**What this exercise asks**:
(a) In the committee charter template, what is the minimum and maximum number of members the committee may have?
(b) Shorten the paragraph of the committee charter template that begins "The Board of directors has the right" into a brief bulleted list that keeps its main facts.

**Passage provided**:
This Nominations and Remunerations Committee Charter Template includes the controls, procedures of the committee’s work, functions, mechanism of selecting its members, duration of their membership, and their remunerations.
Introduction:
The Nominations and Remunerations Committee (the “Committee”) of the Company, is prepared with the aim of aligning with the company’s delegation of authority that requires the Board of Directors approves the charter of Nominations and Remunerations Committee.
This Nominations and Remunerations Committee Charter Template includes the controls, procedures of the committee’s work, functions, mechanism of selecting its members, duration of their membership, and their remunerations.
Objectives:
The Nomination and Remuneration Committee of the Company Board of Directors aims to assist the Board of Directors in carrying out its related oversight duties and to present this to the Board of Directors, including, but not limited to the following:
Overseeing the nomination process of the Board of Directors, Committees, and Executive Management, and identifying individuals who are eligible for membership of the Board of Directors.
Recommending to the Board of directors the candidates for Board membership.
Supervising all matters related to the remuneration of the members of the Board of Directors and its committees and the Executive Management.
Overseeing succession plans for key positions (such as executive managers such as CEO and CFO).
Recommending to the Board of Directors on how to evaluate the members of the Board and its committees.
Recommending to the Board of Directors to update the policies related to the Board membership.
Recommending to the Board of Directors annual bonuses and increments on salaries for all company employees.
Committee Membership Rules:
The Nomination and Remuneration Committee shall be formed by a decision of the Board of Directors.
The committee shall be composed of not less than (3) and not more than five (5) non-executive members or others.
The committee shall ensure annually that there is no conflict of interest if the member of the Board of Directors is a member in the Board of another company.
The membership term of the committee shall be a maximum of three years except in the first Board term, beginning with the decision of the Board of Directors to form the committee and ending in conjunction with the term of the Board of directors. The membership of the committee members also ends in the following cases:
If the committee member is a Board member, their membership terminates with the end of their Board membership or by voluntary resignation from the committee.
If the committee member is a non-board member, their membership shall terminate either by voluntary resignation or at the end of the committee's term.
The Board of directors has the right to dismiss/ replace any or all the committee members at any time it deems appropriate. A member of the committee may also resign from the committee’s membership if it is at an appropriate time.
Membership Obligations:
Committee members must address any conflict-of-interest situation that may arise for any of its members in any of the subjects brought before it in a manner that achieves justice and efficiency and is consistent with the relevant provisions.
Disclosure of any direct or indirect interest that he has in any of the topics presented to the committee, and that member must refrain from attending and voting on the subject matter of the conflict of interests.

**Extracted entries**:
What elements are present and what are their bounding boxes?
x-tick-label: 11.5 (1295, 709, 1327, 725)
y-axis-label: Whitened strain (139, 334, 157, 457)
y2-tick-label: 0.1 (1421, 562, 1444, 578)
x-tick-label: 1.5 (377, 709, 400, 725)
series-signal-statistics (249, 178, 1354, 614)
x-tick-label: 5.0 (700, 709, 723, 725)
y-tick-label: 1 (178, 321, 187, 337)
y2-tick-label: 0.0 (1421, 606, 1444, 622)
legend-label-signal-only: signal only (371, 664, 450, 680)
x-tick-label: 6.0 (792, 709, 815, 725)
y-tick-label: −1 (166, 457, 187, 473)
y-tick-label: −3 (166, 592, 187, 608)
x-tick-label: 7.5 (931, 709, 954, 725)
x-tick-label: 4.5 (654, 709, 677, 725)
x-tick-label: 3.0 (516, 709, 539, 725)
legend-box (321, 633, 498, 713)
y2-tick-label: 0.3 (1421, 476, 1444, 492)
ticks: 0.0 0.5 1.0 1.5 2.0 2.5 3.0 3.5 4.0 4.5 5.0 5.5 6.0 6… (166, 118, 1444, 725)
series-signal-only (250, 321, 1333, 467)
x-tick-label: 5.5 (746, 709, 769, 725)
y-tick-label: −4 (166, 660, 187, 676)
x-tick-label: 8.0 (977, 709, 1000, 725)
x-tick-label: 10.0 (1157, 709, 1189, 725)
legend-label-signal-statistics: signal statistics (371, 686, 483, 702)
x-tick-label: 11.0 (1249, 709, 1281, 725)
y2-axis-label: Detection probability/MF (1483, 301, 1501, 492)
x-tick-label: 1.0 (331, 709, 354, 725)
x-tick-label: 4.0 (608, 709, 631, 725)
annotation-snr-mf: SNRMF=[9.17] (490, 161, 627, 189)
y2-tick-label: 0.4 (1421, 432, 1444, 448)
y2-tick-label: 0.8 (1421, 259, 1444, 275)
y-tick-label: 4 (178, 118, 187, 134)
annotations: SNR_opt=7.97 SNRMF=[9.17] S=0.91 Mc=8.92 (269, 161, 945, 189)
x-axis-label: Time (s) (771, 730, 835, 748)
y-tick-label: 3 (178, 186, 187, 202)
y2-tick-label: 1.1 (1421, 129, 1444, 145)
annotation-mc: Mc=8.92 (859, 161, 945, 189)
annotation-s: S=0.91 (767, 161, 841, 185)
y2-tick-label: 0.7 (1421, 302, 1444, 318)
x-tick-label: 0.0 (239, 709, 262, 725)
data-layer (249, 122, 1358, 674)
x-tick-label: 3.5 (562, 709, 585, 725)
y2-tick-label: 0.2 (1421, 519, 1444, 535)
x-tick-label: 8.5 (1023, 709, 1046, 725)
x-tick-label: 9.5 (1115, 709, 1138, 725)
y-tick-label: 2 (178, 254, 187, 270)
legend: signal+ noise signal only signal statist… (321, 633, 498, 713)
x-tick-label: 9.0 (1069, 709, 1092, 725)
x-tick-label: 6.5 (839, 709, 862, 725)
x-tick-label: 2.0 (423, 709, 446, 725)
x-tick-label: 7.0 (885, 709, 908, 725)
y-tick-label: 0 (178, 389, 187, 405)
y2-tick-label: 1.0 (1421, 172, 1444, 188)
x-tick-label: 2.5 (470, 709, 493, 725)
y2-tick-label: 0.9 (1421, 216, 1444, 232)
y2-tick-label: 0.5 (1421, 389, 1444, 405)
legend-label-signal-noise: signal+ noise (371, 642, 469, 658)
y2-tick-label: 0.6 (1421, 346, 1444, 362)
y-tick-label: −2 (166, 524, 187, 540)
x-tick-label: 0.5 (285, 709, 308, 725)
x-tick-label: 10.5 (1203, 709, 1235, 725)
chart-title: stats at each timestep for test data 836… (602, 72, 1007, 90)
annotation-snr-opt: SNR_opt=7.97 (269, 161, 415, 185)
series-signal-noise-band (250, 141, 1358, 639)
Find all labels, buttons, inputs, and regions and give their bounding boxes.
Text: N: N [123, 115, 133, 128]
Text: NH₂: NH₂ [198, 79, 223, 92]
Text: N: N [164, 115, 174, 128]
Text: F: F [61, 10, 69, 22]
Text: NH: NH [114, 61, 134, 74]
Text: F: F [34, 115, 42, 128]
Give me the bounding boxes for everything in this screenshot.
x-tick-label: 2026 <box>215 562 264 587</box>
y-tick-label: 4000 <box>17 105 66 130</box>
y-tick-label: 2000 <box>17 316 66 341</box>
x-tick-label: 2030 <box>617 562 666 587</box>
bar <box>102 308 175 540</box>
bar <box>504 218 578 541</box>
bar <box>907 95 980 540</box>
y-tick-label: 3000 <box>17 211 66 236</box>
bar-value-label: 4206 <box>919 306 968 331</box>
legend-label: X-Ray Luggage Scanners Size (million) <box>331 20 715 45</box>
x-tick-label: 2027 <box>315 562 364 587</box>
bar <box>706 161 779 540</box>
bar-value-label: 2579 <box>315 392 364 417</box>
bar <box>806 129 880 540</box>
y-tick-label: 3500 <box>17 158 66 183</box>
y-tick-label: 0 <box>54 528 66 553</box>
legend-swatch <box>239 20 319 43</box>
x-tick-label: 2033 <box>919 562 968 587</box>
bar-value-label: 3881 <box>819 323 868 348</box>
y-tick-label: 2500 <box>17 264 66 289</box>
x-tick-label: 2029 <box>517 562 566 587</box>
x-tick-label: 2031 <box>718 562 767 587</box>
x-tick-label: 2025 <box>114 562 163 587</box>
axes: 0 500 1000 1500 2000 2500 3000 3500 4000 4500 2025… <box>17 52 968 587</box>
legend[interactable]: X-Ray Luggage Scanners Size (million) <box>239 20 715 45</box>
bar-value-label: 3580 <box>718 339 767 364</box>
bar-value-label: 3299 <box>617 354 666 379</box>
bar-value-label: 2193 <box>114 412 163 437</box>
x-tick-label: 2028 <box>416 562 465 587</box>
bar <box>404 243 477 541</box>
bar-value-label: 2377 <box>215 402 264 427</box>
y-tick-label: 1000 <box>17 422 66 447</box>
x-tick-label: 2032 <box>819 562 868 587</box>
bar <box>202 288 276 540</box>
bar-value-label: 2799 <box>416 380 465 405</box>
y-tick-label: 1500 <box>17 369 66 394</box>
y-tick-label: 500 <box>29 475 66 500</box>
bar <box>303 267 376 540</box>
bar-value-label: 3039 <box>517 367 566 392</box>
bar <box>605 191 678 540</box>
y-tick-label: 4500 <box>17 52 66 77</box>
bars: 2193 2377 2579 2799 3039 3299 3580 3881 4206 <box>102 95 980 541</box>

**Answers in order**:
(a) The committee has no fewer than three and no more than five non-executive members or others.

(b)
- The Board of Directors may dismiss or replace any or all committee members at any time it deems appropriate.
- A committee member may resign from the committee if it is at an appropriate time.